↓
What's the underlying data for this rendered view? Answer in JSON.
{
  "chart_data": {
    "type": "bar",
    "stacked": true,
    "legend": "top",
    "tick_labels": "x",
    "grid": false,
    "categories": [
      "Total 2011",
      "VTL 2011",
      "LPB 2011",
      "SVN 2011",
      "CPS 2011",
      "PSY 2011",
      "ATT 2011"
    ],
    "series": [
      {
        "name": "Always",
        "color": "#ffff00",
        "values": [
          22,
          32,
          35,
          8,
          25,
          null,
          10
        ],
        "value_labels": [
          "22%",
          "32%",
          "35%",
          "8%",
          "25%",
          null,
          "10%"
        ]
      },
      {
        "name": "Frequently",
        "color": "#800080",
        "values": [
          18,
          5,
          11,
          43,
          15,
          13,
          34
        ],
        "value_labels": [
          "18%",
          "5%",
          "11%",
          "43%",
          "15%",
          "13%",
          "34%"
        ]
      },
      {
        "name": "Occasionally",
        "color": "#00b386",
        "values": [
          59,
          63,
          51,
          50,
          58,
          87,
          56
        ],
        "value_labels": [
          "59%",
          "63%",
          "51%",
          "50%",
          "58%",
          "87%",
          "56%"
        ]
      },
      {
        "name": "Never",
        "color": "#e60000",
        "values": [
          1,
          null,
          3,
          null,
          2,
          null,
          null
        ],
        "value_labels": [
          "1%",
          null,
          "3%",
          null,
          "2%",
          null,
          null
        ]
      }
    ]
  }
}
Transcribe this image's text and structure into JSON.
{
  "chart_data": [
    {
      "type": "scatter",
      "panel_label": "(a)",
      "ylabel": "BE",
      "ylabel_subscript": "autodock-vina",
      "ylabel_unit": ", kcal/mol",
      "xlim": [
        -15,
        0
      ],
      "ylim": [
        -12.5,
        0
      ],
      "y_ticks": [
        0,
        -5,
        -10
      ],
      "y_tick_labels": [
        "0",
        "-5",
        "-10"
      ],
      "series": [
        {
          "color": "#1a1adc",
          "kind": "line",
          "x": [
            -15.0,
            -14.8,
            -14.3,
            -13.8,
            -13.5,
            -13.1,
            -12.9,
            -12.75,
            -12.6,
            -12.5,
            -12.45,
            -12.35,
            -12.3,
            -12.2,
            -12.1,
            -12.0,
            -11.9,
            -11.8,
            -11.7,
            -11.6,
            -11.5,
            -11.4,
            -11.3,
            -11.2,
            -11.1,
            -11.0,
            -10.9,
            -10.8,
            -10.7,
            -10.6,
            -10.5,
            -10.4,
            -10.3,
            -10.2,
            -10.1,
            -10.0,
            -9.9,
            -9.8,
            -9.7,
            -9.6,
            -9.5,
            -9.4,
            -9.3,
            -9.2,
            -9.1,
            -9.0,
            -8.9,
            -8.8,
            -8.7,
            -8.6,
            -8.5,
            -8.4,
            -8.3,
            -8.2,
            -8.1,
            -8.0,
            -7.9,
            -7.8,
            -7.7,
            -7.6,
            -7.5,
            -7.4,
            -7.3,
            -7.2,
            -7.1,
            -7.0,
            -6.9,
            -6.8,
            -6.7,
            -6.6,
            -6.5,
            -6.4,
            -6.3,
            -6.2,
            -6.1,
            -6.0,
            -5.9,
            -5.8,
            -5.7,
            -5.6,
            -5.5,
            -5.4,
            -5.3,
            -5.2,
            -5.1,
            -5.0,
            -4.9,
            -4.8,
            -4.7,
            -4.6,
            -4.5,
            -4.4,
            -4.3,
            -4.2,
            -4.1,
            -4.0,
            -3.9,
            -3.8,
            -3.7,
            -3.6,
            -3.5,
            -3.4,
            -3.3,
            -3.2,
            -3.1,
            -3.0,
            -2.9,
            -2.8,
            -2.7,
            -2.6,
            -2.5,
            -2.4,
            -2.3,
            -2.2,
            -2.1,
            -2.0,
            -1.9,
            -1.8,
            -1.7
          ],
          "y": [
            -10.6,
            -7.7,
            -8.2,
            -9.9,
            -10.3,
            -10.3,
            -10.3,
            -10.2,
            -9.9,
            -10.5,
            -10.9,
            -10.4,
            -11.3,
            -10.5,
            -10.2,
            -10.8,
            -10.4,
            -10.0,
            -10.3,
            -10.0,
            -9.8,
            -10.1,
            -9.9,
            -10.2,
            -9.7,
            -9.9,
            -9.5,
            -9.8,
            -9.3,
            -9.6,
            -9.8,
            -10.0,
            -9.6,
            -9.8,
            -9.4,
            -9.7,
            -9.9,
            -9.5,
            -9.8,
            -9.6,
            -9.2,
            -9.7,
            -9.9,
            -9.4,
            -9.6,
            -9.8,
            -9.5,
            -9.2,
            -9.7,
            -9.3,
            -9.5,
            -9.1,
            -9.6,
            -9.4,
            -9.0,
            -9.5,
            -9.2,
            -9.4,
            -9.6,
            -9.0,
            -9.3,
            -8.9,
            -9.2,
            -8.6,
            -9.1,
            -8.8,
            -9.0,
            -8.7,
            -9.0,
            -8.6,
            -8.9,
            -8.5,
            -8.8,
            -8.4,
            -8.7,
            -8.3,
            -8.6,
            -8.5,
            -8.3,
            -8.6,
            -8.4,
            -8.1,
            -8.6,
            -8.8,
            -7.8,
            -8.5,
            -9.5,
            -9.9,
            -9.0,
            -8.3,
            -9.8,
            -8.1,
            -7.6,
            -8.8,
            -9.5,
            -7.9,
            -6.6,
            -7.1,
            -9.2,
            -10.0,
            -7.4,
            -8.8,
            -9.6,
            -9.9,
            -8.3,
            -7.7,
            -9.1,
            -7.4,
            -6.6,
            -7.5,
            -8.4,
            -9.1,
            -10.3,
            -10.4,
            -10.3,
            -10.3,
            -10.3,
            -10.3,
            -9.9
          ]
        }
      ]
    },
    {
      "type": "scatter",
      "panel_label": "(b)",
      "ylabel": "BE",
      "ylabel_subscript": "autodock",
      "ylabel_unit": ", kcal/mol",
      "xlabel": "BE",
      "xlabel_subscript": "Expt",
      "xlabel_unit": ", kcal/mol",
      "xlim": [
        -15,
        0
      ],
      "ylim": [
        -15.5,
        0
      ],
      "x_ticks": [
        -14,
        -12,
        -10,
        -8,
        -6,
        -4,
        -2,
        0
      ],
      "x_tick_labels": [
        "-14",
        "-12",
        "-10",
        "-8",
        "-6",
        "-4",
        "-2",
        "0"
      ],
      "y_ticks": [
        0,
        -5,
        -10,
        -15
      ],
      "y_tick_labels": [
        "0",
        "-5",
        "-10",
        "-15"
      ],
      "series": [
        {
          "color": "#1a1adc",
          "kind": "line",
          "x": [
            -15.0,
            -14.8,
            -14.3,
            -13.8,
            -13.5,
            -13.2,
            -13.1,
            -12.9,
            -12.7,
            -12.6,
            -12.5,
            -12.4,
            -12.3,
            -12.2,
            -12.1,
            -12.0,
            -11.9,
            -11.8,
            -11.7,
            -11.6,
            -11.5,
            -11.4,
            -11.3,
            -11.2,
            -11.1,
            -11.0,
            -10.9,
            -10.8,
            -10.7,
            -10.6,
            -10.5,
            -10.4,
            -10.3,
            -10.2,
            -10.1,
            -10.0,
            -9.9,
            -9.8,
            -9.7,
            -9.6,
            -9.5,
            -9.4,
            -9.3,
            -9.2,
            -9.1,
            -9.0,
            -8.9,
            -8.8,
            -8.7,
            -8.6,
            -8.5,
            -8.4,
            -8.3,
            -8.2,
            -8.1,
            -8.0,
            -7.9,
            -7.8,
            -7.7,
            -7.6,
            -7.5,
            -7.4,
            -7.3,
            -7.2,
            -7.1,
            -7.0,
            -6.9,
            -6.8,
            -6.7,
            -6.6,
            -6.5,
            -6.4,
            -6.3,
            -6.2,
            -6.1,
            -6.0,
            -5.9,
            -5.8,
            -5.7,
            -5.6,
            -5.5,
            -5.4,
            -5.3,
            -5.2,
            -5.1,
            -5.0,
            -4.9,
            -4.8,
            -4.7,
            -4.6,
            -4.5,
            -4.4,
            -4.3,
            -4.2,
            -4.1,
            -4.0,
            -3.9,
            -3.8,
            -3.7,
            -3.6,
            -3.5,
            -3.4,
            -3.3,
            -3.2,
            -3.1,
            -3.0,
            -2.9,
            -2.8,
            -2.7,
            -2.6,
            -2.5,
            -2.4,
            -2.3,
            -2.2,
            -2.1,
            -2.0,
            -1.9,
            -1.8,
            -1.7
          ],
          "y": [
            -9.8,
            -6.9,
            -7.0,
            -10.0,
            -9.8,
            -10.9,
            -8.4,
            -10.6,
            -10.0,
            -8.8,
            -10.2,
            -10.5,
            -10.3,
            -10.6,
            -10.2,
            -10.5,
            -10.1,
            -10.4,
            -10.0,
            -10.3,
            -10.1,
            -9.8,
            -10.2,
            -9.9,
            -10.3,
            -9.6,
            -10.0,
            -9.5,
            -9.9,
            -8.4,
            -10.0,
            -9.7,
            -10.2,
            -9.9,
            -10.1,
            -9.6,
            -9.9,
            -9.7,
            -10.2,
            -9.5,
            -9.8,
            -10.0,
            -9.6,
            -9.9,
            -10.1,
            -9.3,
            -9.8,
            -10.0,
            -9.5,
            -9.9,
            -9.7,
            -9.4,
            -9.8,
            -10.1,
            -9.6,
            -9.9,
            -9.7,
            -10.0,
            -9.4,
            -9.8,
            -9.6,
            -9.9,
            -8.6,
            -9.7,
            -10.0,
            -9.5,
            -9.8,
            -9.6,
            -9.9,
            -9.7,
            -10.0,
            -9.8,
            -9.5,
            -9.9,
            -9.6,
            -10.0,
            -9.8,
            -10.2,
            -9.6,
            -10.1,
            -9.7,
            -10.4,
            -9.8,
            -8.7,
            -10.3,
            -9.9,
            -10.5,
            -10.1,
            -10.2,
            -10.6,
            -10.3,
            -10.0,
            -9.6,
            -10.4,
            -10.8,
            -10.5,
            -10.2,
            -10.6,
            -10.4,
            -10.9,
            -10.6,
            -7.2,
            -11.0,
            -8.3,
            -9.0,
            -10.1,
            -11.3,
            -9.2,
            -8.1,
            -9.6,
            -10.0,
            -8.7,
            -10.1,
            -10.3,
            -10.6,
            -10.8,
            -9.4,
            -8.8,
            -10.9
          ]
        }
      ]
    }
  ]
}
↑
Which lines of the data above contain "color"? Copy each one.

        "color": "#ffff00",
        "color": "#800080",
        "color": "#00b386",
        "color": "#e60000",
          "color": "#1a1adc",
          "color": "#1a1adc",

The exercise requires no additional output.